Goal of the exercise -> Reproduce each line of the entries that carries "horizontal".

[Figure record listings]
##############################
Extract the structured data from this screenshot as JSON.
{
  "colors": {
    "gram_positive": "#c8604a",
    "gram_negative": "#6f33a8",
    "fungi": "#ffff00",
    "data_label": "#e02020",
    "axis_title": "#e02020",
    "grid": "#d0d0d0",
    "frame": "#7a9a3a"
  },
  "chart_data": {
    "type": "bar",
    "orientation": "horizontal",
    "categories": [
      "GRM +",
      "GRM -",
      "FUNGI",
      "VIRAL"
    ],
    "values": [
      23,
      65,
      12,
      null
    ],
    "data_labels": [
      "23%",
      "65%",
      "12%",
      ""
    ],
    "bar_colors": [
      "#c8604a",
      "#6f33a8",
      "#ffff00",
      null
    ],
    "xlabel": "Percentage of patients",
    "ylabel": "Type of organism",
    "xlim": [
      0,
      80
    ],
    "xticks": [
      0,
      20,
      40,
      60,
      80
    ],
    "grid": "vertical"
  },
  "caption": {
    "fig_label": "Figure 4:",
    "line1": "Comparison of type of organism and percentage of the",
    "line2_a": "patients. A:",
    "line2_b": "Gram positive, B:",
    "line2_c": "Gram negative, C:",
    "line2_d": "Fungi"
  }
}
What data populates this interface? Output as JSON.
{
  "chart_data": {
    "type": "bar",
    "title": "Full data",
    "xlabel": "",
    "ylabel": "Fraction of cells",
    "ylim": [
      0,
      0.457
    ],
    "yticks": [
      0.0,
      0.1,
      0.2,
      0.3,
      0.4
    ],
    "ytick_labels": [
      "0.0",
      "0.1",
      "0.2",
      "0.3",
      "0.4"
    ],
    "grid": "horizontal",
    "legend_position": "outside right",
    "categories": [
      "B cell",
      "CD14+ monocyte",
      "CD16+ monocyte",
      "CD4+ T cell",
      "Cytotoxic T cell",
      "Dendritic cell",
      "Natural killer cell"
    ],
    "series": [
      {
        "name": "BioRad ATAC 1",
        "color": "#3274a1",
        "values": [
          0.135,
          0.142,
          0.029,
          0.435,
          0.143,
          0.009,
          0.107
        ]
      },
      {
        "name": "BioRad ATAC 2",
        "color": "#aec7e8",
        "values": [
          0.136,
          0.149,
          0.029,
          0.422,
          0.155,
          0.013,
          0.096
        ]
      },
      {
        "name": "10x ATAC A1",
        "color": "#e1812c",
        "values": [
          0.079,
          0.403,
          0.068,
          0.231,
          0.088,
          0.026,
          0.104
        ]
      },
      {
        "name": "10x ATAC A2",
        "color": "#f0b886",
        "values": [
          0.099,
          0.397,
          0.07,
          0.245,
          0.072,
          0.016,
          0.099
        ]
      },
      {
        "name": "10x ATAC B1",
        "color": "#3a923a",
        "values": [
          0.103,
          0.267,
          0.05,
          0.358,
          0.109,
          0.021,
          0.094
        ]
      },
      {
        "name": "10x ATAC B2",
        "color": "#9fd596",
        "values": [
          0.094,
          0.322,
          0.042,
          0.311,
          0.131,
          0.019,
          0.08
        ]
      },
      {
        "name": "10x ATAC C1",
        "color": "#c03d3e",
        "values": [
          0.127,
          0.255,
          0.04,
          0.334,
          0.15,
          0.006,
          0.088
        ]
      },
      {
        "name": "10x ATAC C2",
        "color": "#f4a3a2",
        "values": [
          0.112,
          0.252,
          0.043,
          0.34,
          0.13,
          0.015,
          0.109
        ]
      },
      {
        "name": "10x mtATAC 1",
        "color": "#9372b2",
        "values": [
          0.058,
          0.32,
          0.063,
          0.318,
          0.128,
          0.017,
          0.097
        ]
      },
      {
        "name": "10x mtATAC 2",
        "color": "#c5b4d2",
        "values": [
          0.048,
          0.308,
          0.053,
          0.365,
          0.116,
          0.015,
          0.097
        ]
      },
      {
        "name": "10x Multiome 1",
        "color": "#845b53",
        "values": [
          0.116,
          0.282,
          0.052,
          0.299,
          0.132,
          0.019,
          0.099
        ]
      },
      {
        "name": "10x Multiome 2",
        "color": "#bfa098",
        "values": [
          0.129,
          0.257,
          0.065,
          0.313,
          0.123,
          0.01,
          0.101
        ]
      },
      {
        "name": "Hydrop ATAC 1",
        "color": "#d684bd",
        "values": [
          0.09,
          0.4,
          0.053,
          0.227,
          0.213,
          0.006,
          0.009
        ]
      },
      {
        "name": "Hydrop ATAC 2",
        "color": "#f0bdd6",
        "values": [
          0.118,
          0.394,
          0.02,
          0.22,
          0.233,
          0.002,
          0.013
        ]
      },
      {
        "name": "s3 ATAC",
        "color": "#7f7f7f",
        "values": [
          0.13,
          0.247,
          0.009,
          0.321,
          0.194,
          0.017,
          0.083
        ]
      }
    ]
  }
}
##############################
Solved problem ->
    "orientation": "horizontal",
    "grid": "horizontal",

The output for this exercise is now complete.